Short task » Look below for the line with "Type out the text in this image.". Extract that line and each one after it through the last, word for word.

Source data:

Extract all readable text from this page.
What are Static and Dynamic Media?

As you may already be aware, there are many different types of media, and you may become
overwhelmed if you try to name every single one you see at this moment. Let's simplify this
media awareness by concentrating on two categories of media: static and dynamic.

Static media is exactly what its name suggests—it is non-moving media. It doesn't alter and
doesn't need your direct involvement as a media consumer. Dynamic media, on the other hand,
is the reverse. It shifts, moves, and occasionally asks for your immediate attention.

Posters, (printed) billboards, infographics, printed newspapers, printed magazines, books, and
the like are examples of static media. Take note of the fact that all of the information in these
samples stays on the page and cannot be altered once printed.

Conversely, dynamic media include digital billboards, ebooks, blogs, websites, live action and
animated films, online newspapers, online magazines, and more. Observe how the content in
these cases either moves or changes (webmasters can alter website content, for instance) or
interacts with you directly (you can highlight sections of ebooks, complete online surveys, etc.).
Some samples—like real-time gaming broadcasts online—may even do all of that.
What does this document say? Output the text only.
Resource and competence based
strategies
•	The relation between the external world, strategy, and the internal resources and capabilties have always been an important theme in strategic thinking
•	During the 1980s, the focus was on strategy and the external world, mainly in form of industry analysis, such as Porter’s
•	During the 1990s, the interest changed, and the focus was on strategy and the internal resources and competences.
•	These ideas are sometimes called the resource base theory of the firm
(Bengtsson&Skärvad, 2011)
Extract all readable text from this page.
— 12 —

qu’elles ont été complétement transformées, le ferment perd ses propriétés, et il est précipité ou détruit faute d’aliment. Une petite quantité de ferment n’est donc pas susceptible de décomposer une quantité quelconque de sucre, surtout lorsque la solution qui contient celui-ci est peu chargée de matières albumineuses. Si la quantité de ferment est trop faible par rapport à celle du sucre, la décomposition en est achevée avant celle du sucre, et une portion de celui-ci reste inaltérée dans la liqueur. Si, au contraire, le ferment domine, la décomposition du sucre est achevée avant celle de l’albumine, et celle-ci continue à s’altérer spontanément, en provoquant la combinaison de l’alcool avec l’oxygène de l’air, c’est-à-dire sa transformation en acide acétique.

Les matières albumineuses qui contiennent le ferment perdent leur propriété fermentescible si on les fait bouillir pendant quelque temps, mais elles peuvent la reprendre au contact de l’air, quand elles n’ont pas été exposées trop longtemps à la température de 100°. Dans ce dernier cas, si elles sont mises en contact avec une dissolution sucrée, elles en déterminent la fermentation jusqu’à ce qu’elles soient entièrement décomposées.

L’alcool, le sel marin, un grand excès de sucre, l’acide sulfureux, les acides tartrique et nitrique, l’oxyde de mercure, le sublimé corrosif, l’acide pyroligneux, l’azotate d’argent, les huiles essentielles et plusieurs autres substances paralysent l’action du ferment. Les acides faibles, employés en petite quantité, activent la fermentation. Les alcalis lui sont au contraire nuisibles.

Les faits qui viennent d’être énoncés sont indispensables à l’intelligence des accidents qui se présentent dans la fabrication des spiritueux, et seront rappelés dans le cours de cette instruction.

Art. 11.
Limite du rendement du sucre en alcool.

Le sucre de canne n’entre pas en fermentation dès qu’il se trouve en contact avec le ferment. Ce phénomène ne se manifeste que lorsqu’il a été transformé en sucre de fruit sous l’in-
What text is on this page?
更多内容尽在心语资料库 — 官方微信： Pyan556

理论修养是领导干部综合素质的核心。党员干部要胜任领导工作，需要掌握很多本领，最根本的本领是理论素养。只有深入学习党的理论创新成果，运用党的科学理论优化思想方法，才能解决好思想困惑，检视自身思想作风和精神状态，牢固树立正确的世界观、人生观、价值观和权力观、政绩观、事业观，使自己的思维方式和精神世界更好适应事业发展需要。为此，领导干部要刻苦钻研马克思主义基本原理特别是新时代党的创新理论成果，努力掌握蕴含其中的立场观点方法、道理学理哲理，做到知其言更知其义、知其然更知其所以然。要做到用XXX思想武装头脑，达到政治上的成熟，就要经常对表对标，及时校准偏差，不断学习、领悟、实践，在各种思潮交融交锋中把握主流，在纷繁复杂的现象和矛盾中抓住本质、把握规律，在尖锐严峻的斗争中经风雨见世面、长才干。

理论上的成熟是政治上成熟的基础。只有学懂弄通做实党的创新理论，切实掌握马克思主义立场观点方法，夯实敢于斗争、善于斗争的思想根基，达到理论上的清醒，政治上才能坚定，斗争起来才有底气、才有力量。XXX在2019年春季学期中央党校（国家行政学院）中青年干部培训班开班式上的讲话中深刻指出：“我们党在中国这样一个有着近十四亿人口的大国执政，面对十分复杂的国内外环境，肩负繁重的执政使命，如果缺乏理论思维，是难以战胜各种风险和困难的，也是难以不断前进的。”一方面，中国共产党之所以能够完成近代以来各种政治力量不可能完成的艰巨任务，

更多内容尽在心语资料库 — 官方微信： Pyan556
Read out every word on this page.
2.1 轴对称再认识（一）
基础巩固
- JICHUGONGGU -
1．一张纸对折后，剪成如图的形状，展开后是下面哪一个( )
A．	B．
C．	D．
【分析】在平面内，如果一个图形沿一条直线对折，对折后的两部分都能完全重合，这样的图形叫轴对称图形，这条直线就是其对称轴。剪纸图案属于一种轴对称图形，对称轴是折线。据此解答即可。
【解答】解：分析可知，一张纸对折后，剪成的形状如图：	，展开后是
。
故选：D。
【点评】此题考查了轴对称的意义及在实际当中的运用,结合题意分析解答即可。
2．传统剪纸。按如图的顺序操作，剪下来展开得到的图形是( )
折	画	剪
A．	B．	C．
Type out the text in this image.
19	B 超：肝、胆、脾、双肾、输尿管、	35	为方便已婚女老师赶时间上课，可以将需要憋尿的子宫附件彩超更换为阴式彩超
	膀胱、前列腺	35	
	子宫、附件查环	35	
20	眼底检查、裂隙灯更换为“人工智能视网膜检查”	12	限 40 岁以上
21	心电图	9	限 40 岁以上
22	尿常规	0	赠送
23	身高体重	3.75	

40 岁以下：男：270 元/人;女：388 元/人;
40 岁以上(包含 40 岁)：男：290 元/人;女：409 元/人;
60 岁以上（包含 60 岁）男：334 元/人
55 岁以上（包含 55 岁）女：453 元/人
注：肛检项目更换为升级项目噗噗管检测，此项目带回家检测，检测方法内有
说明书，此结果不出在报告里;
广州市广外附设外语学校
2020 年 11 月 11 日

Solution to the problem »
Type out the text in this image.
19	B 超：肝、胆、脾、双肾、输尿管、	35	为方便已婚女老师赶时间上课，可以将需要憋尿的子宫附件彩超更换为阴式彩超
	膀胱、前列腺	35	
	子宫、附件查环	35	
20	眼底检查、裂隙灯更换为“人工智能视网膜检查”	12	限 40 岁以上
21	心电图	9	限 40 岁以上
22	尿常规	0	赠送
23	身高体重	3.75	

40 岁以下：男：270 元/人;女：388 元/人;
40 岁以上(包含 40 岁)：男：290 元/人;女：409 元/人;
60 岁以上（包含 60 岁）男：334 元/人
55 岁以上（包含 55 岁）女：453 元/人
注：肛检项目更换为升级项目噗噗管检测，此项目带回家检测，检测方法内有
说明书，此结果不出在报告里;
广州市广外附设外语学校
2020 年 11 月 11 日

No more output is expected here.